RECORDS SUPPLIED:
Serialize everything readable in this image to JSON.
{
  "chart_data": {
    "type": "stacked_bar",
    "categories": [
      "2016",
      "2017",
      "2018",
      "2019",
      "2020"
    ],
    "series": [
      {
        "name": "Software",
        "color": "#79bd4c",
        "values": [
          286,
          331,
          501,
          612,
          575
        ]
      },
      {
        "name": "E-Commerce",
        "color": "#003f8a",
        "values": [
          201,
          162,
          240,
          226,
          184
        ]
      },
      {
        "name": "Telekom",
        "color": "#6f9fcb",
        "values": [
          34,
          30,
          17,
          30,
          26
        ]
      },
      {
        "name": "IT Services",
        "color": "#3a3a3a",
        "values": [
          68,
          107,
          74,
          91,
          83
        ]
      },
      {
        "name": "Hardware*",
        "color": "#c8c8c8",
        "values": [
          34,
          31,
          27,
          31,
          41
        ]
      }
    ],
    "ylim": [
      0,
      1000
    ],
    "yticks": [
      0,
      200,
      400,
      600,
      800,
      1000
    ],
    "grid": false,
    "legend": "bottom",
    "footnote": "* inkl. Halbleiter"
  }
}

PROBLEM TO WORK ON: From the first line to the last, please quote the material above exactly.

COMPLETED EXERCISE:
Serialize everything readable in this image to JSON.
{
  "chart_data": {
    "type": "stacked_bar",
    "categories": [
      "2016",
      "2017",
      "2018",
      "2019",
      "2020"
    ],
    "series": [
      {
        "name": "Software",
        "color": "#79bd4c",
        "values": [
          286,
          331,
          501,
          612,
          575
        ]
      },
      {
        "name": "E-Commerce",
        "color": "#003f8a",
        "values": [
          201,
          162,
          240,
          226,
          184
        ]
      },
      {
        "name": "Telekom",
        "color": "#6f9fcb",
        "values": [
          34,
          30,
          17,
          30,
          26
        ]
      },
      {
        "name": "IT Services",
        "color": "#3a3a3a",
        "values": [
          68,
          107,
          74,
          91,
          83
        ]
      },
      {
        "name": "Hardware*",
        "color": "#c8c8c8",
        "values": [
          34,
          31,
          27,
          31,
          41
        ]
      }
    ],
    "ylim": [
      0,
      1000
    ],
    "yticks": [
      0,
      200,
      400,
      600,
      800,
      1000
    ],
    "grid": false,
    "legend": "bottom",
    "footnote": "* inkl. Halbleiter"
  }
}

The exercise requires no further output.